| Task prompt |
Say how many lines contain the word "field". Only the number should be given.

| Data for the task |
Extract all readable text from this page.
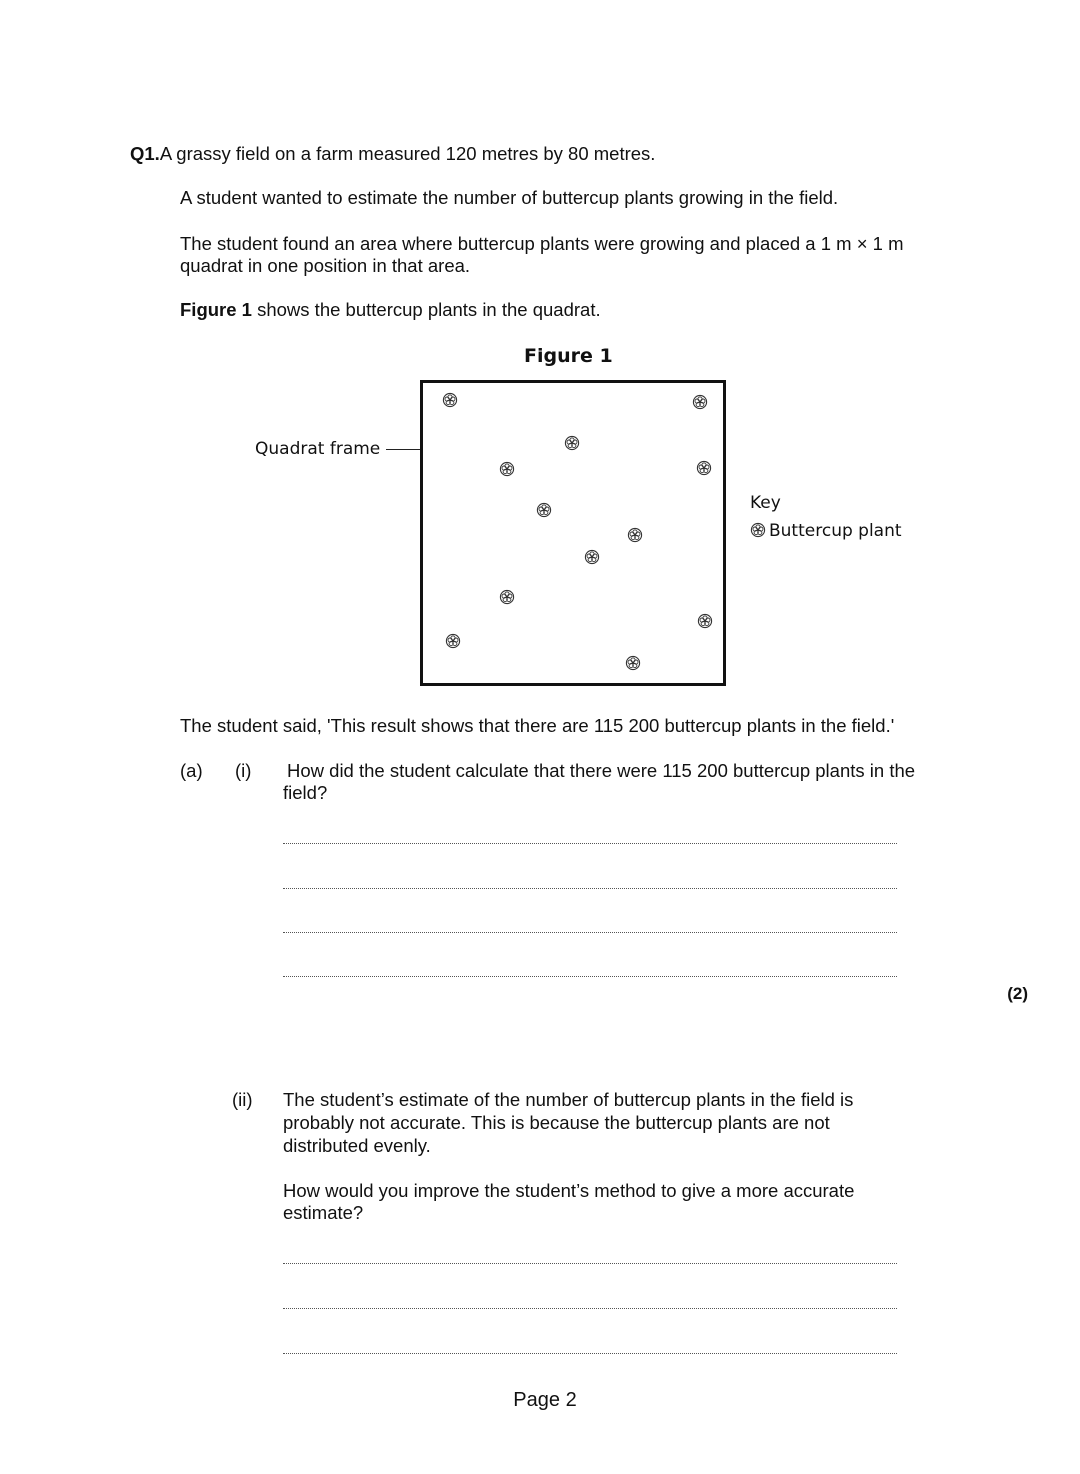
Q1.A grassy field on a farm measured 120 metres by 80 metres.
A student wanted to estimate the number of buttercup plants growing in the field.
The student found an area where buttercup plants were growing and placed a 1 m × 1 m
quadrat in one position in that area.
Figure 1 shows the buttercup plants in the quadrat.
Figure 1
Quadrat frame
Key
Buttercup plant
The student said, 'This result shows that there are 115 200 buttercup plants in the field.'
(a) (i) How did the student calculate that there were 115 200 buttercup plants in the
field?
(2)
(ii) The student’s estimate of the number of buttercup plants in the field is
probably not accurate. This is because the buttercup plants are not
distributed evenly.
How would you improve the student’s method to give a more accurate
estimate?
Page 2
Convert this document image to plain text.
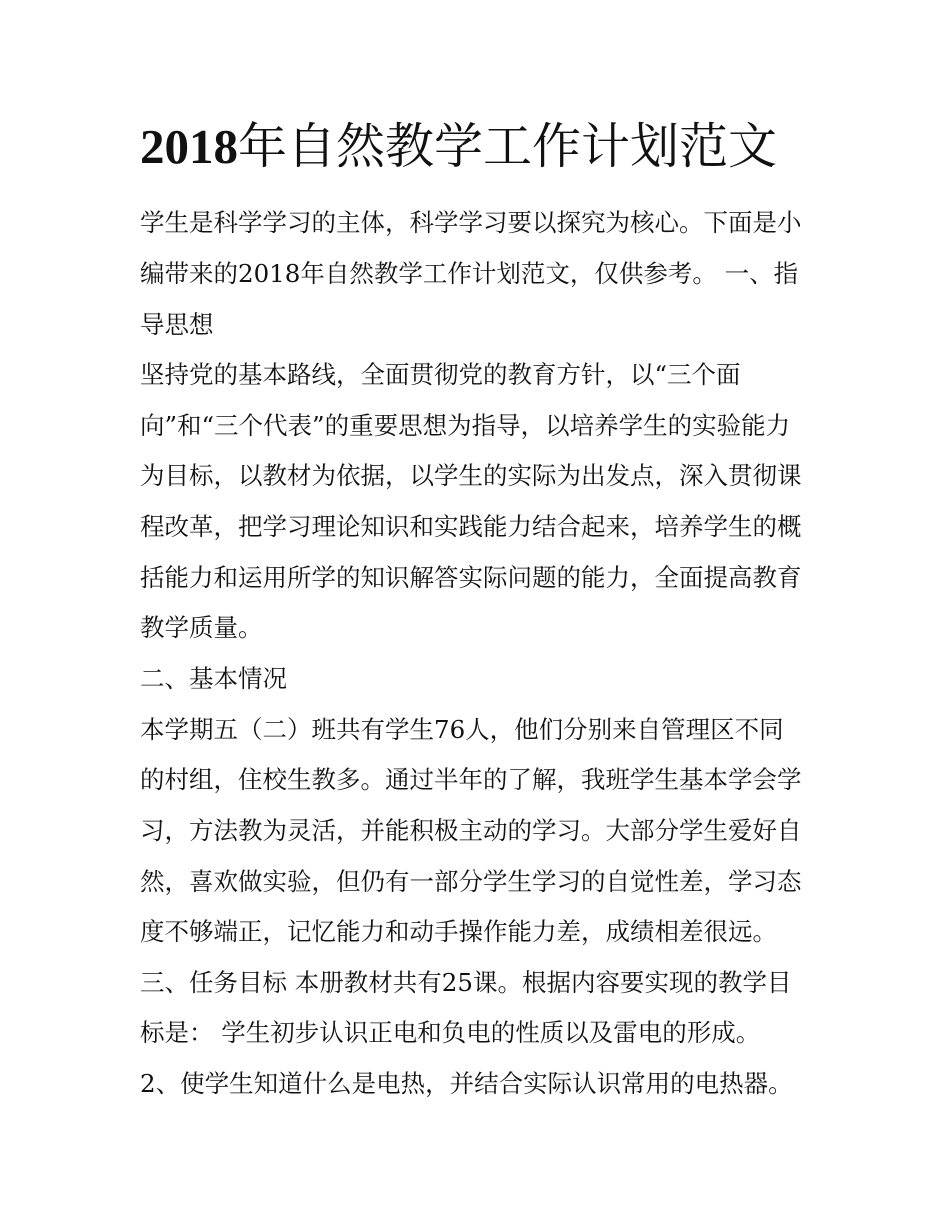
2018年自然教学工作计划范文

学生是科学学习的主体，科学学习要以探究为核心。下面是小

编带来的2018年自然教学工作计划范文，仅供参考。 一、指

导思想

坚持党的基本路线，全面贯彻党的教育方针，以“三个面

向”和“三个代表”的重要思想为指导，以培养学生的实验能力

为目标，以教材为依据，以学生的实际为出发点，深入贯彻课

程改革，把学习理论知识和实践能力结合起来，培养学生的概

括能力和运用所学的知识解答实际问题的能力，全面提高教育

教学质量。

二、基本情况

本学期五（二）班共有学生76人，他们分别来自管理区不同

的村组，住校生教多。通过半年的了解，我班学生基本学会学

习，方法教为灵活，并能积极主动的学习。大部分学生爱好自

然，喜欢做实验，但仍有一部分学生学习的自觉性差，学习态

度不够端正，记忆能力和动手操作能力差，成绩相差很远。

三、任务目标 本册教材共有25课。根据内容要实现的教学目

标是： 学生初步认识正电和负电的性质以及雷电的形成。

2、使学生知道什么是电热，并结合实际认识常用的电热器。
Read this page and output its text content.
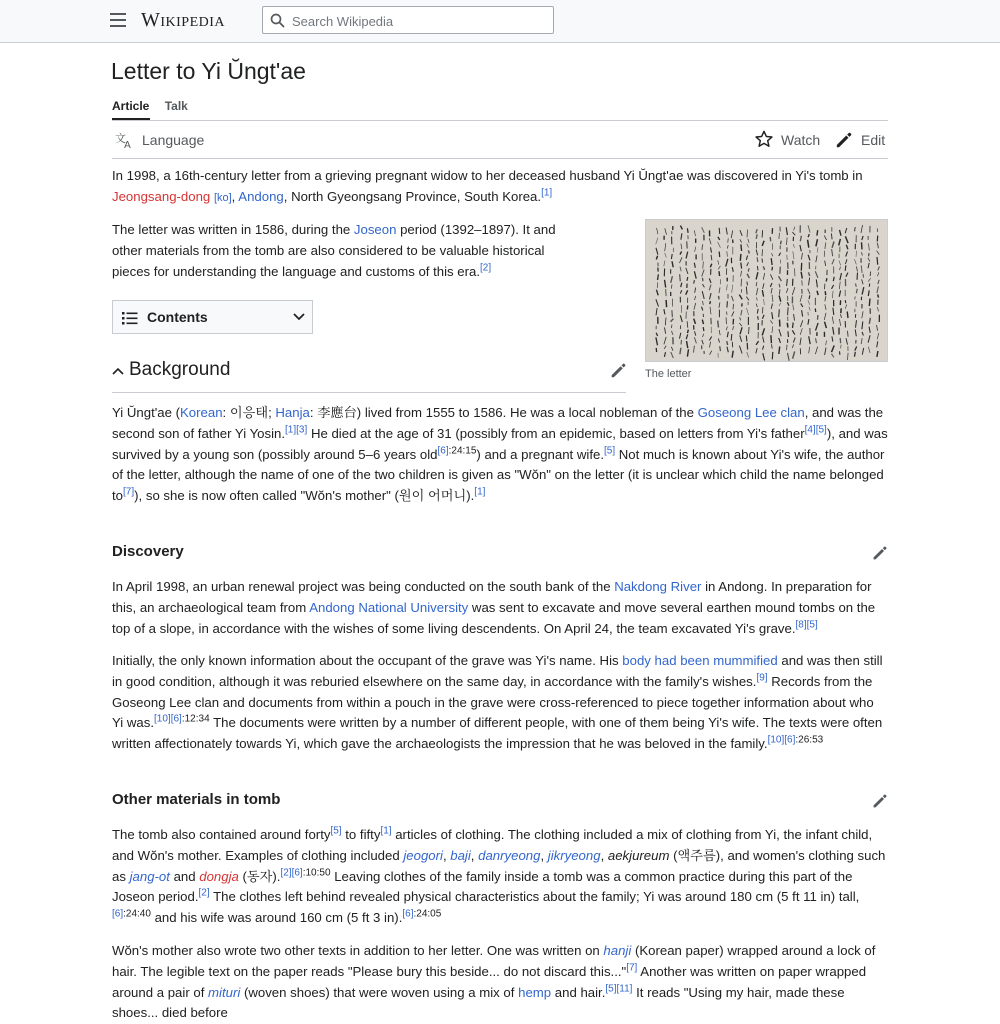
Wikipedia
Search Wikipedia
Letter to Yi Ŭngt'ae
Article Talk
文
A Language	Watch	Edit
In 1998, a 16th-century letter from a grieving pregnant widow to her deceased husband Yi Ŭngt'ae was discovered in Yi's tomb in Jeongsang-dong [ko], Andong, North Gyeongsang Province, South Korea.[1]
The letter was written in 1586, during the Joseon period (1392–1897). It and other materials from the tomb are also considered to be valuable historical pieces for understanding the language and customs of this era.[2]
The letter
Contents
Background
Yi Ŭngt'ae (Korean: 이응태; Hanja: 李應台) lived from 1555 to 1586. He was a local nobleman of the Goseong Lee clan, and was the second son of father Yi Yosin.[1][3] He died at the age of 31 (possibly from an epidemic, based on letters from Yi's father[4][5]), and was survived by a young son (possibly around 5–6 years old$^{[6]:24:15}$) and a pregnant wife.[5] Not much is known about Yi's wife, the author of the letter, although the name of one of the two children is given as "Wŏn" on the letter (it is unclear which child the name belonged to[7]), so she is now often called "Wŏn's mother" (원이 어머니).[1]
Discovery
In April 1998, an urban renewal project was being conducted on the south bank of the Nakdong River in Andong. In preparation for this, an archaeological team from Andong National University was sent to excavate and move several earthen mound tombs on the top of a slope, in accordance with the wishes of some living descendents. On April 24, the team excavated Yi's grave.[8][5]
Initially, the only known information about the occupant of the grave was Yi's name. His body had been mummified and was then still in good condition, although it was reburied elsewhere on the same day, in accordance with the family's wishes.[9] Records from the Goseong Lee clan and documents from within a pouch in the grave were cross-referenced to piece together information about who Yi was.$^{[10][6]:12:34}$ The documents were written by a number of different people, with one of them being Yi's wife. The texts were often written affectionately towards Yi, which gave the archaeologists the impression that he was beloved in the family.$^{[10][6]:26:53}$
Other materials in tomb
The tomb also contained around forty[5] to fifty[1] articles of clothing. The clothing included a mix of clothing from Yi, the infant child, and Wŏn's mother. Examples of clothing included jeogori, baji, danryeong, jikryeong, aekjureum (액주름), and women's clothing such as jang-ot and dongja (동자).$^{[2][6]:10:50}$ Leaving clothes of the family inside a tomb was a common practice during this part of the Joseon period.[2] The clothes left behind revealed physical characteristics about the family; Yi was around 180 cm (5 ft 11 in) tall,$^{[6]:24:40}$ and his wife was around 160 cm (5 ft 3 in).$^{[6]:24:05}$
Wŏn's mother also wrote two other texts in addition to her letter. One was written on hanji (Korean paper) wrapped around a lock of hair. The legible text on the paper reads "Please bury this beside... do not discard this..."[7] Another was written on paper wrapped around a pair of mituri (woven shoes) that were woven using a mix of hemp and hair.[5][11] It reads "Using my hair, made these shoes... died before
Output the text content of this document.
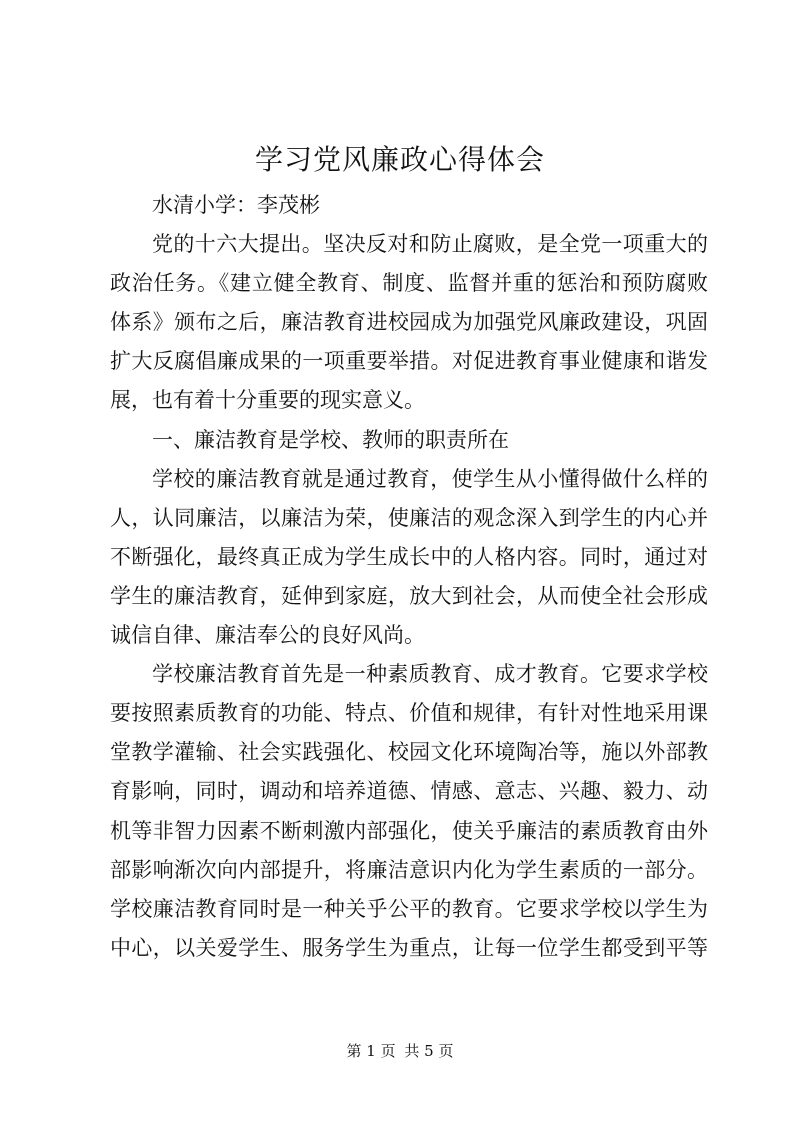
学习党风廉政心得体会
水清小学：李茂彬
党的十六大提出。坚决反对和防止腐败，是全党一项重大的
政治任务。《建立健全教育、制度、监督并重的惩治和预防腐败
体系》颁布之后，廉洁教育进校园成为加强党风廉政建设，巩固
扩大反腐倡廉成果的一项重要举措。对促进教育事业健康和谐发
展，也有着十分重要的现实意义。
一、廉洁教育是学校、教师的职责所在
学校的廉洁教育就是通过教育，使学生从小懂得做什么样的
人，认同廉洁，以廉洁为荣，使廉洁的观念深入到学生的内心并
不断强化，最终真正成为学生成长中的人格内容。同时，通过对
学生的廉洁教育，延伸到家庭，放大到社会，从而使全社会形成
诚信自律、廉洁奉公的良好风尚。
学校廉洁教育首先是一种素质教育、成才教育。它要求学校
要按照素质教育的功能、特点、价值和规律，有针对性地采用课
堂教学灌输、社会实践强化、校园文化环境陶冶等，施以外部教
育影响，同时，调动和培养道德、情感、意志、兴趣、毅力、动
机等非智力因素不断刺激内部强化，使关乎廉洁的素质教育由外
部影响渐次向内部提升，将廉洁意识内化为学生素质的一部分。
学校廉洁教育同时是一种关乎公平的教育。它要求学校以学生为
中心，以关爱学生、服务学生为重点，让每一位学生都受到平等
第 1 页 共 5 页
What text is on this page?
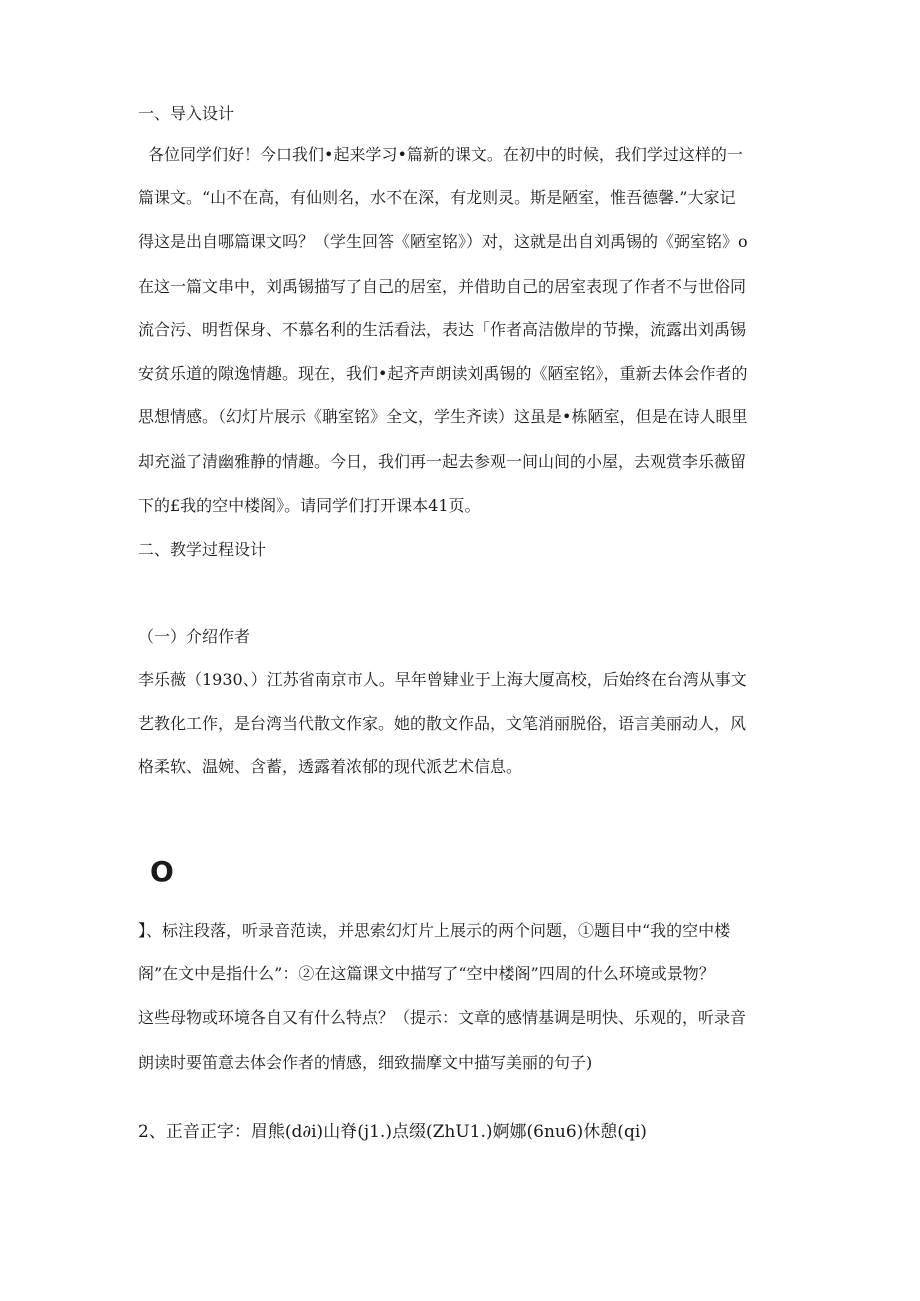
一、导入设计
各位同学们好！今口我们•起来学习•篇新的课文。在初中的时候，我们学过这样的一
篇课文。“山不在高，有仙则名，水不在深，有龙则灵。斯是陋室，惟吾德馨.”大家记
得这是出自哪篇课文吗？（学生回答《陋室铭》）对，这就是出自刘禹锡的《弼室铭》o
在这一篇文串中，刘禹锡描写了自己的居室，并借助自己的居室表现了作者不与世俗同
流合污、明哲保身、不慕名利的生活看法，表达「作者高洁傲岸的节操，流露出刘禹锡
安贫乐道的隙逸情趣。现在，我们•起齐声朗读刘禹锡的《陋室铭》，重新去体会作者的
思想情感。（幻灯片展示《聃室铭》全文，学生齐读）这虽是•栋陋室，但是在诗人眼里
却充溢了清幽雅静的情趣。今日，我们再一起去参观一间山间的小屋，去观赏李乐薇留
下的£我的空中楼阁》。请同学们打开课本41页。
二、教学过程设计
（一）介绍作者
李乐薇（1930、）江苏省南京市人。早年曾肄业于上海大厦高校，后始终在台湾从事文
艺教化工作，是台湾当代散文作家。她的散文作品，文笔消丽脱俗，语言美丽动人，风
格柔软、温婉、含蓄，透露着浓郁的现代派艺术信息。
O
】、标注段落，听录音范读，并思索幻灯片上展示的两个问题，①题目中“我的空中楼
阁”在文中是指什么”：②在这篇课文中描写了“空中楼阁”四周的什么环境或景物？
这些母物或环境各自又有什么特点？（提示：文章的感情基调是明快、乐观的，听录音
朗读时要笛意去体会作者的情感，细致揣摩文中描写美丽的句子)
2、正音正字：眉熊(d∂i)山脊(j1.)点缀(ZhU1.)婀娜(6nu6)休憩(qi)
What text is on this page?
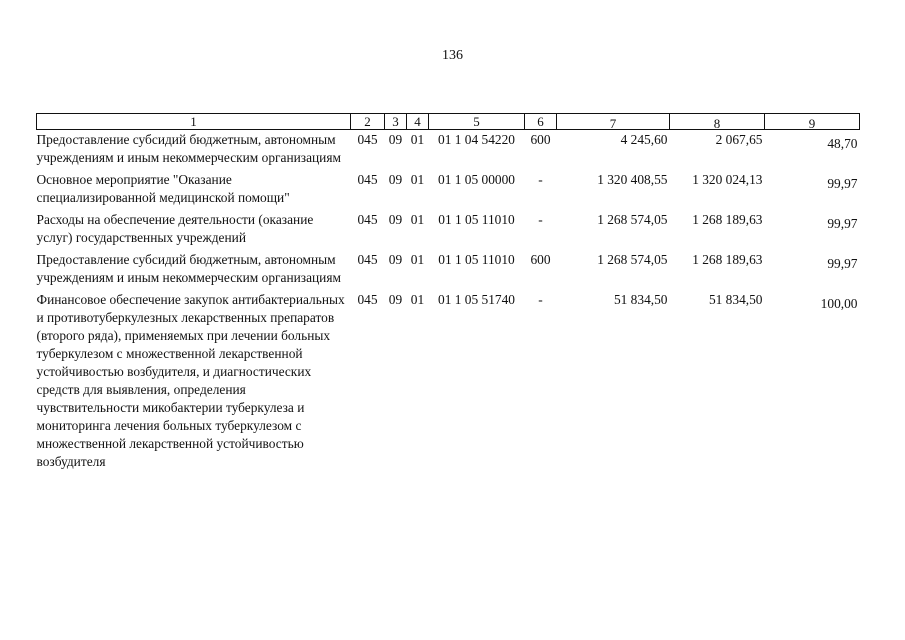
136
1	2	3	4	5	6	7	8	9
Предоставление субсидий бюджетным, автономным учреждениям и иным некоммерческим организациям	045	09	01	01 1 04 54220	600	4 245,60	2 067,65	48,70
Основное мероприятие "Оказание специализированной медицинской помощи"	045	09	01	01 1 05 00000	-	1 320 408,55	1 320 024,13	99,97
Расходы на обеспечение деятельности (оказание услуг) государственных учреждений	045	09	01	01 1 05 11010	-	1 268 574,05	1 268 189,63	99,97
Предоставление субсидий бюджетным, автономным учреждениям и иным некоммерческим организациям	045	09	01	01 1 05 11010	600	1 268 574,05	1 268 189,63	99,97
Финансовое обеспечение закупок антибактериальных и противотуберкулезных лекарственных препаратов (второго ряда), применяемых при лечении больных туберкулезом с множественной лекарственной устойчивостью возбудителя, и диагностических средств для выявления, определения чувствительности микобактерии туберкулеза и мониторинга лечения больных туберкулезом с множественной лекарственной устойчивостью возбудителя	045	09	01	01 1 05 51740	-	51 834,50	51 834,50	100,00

| Written response |
5